_PASSAGE GIVEN_:
The District 3 annual meeting in Beatty March 5 was the first time for Valley Electric Association executives and board members to face members since the recent rate hikes and the instigation of a sheriff’s investigation into the company.
The 9 percent hike in the cost of electricity and the approximately 40 percent hike in the cost of fiber-optic broadband did not set well with Beatty residents, with one commenting that it was going to “take food out of people’s mouths.”
Anger at the rate hike was partly driven by the assertion by former CEO Tom Husted at last year’s meeting that the company had “rate stability” and did not anticipate a rate hike at least until 2024.
District 3 Director Richard Johnson acknowledged that by saying, “We said a year ago we had rate stability through 2024. You feel betrayed. We feel betrayed ourselves.”
Chief Financial Officer Steve Morrison explained that a rate hike had been rescinded back at the beginning of the recession in an effort to help the member customers. The company knew that rising costs would have to be dealt with in the future, but Husted had a plan to offset those costs by finding other sources of revenue to compensate for the higher cost of power.
The trouble with that plan is that the sources of additional revenue did not develop as planned. Morrison said that the revenue from Valley Communications broadband services has been half of what was anticipated, and the other potential revenue sources were dependent on the passage of Question 3, which was defeated in the last election.

_REQUIRED TASK A_: Return the part of the passage on the Valley Electric Association meeting word for word, beginning at the words "Anger at the" and stopping after "least until 2024.".

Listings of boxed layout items

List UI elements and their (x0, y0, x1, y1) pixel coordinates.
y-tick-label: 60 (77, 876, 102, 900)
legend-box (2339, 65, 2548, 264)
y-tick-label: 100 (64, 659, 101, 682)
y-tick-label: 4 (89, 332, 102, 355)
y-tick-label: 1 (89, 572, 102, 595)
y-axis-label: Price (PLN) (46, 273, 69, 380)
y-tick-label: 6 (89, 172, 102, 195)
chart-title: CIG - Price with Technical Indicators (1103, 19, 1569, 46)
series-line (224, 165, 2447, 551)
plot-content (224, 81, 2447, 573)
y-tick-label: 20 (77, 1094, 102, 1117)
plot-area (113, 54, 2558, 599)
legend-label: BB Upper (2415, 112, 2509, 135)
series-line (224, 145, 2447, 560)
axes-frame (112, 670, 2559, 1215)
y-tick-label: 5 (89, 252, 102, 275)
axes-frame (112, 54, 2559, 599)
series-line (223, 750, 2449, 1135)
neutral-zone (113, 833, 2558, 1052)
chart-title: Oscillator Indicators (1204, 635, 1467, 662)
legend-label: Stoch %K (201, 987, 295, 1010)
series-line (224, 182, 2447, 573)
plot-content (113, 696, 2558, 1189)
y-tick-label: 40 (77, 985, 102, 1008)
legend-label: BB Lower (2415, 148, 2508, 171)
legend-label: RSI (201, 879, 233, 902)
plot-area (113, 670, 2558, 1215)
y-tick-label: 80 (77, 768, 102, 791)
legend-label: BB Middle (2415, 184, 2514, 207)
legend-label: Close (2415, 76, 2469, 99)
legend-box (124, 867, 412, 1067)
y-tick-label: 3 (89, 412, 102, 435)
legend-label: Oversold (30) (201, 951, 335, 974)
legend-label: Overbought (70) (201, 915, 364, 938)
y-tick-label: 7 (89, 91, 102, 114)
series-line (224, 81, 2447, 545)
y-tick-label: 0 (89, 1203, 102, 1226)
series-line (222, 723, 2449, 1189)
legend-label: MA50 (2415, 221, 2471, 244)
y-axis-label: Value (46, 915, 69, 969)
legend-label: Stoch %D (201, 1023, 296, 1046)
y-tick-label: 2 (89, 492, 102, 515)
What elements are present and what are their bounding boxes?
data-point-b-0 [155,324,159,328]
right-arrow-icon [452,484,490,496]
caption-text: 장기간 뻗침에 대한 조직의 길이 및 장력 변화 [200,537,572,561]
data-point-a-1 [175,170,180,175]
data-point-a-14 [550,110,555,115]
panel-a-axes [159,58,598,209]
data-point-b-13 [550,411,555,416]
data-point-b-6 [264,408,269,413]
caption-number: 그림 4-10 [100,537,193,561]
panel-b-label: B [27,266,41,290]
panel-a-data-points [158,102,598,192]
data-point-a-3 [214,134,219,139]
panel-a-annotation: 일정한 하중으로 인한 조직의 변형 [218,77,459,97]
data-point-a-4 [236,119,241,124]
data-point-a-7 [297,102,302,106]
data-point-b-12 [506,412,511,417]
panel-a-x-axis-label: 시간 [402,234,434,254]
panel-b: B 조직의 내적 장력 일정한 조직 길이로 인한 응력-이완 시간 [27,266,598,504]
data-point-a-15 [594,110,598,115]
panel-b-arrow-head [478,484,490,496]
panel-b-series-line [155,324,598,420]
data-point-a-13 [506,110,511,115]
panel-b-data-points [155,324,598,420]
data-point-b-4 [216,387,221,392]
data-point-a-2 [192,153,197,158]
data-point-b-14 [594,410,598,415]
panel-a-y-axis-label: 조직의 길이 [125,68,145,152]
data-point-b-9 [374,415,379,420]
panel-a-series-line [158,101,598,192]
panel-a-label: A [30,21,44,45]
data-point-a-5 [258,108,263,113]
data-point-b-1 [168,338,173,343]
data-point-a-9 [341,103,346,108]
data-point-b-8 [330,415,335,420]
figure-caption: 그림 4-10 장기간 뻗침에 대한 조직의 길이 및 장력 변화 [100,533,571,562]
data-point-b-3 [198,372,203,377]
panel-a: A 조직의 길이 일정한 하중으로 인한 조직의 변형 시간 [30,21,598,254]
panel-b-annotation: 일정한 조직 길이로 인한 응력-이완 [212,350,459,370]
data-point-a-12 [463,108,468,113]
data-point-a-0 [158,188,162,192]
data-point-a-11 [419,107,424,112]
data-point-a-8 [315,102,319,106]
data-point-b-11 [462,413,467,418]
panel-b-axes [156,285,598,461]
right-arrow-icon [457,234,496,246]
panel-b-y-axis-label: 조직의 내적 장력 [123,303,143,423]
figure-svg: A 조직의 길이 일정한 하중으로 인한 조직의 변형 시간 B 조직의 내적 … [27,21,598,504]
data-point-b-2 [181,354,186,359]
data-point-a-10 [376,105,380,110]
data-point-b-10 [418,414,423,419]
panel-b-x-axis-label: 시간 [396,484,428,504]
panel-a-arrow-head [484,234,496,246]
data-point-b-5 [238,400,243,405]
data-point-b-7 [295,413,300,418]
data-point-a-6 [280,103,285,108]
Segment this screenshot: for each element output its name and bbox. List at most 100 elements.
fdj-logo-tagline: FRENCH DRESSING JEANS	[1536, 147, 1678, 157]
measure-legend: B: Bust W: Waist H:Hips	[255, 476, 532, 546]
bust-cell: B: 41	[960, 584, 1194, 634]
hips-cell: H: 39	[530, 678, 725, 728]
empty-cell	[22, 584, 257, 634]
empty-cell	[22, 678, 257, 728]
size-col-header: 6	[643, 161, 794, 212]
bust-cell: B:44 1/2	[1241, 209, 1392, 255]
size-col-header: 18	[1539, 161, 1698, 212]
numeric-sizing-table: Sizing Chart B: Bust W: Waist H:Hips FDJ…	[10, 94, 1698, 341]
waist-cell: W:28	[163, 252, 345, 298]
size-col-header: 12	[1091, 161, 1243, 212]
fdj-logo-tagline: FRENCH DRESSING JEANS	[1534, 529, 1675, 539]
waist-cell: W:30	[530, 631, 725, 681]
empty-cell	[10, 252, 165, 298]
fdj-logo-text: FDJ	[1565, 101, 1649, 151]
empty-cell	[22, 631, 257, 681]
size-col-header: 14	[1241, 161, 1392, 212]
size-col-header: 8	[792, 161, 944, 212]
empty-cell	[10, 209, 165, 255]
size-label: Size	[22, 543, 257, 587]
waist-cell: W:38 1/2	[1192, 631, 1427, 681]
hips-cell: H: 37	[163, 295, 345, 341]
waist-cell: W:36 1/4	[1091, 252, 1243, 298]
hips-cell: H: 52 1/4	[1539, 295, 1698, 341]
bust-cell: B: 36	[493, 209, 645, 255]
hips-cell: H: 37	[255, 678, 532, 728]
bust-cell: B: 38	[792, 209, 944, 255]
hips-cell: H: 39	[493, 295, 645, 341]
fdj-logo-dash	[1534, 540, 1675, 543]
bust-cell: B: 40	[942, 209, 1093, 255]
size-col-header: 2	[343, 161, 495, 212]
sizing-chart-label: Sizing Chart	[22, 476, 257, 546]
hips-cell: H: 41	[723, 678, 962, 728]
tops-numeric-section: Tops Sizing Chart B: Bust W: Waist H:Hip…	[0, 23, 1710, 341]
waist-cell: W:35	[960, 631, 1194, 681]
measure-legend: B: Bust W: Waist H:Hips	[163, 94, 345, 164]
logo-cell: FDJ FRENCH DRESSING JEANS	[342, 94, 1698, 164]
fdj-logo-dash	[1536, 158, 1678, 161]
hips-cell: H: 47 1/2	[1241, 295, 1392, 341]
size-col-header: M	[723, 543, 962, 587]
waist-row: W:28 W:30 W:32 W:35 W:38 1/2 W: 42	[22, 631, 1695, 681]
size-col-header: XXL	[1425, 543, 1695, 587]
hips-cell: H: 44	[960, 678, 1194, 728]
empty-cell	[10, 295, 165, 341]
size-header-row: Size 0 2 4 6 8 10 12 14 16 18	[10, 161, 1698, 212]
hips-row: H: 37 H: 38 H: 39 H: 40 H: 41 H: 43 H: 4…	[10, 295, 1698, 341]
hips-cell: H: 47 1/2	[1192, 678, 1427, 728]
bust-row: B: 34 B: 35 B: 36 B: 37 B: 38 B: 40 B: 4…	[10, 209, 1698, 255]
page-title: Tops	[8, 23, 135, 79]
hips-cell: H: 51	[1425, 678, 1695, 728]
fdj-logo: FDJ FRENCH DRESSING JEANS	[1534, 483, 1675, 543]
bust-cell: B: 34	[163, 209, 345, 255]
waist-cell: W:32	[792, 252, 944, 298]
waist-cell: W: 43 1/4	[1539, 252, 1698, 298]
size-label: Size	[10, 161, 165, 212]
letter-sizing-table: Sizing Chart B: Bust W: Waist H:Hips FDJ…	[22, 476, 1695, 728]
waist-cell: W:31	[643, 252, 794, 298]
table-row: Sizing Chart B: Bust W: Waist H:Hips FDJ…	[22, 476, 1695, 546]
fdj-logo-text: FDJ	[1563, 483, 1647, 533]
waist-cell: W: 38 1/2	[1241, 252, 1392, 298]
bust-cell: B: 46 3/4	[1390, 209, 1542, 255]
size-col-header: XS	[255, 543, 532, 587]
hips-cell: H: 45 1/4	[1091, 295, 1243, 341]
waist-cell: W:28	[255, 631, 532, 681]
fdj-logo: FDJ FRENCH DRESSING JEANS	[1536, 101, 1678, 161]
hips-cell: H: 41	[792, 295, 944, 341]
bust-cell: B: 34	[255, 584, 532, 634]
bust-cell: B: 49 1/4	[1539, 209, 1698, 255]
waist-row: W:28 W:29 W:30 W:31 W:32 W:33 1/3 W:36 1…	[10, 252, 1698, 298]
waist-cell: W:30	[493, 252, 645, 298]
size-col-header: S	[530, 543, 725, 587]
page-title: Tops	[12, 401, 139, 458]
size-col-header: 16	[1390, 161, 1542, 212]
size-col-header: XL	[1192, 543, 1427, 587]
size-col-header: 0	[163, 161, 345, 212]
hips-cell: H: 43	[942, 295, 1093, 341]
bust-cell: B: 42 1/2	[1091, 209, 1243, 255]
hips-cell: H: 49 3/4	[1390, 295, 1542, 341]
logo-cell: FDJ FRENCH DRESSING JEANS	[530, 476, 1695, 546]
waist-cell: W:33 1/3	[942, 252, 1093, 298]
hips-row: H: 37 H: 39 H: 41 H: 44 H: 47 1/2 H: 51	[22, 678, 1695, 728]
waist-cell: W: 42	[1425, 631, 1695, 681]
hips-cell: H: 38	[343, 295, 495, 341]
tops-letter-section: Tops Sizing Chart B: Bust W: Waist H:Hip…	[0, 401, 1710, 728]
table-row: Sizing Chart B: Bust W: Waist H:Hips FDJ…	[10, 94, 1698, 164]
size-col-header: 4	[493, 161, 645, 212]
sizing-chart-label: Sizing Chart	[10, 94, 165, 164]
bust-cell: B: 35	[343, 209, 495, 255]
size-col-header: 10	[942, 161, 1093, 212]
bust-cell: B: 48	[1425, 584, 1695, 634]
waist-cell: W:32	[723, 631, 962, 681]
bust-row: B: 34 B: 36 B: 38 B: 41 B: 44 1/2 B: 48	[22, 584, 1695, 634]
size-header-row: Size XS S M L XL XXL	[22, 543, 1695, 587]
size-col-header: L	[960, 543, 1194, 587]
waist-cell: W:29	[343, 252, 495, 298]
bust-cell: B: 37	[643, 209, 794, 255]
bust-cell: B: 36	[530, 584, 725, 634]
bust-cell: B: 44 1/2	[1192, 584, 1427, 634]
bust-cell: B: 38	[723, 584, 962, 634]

_REQUIRED TASK B_: Switch "legend-label" to "key-label" in the listings, starting at their first line and stopping after the line that has "y-tick-label: 80 (77, 768, 102, 791)", with everything else unchanged. Return only those lines.

_CORRECT OUTPUT A_:
Anger at the rate hike was partly driven by the assertion by former CEO Tom Husted at last year’s meeting that the company had “rate stability” and did not anticipate a rate hike at least until 2024.

_CORRECT OUTPUT B_:
List UI elements and their (x0, y0, x1, y1) pixel coordinates.
y-tick-label: 60 (77, 876, 102, 900)
legend-box (2339, 65, 2548, 264)
y-tick-label: 100 (64, 659, 101, 682)
y-tick-label: 4 (89, 332, 102, 355)
y-tick-label: 1 (89, 572, 102, 595)
y-axis-label: Price (PLN) (46, 273, 69, 380)
y-tick-label: 6 (89, 172, 102, 195)
chart-title: CIG - Price with Technical Indicators (1103, 19, 1569, 46)
series-line (224, 165, 2447, 551)
plot-content (224, 81, 2447, 573)
y-tick-label: 20 (77, 1094, 102, 1117)
plot-area (113, 54, 2558, 599)
key-label: BB Upper (2415, 112, 2509, 135)
series-line (224, 145, 2447, 560)
axes-frame (112, 670, 2559, 1215)
y-tick-label: 5 (89, 252, 102, 275)
axes-frame (112, 54, 2559, 599)
series-line (223, 750, 2449, 1135)
neutral-zone (113, 833, 2558, 1052)
chart-title: Oscillator Indicators (1204, 635, 1467, 662)
key-label: Stoch %K (201, 987, 295, 1010)
series-line (224, 182, 2447, 573)
plot-content (113, 696, 2558, 1189)
y-tick-label: 40 (77, 985, 102, 1008)
key-label: BB Lower (2415, 148, 2508, 171)
key-label: RSI (201, 879, 233, 902)
plot-area (113, 670, 2558, 1215)
y-tick-label: 80 (77, 768, 102, 791)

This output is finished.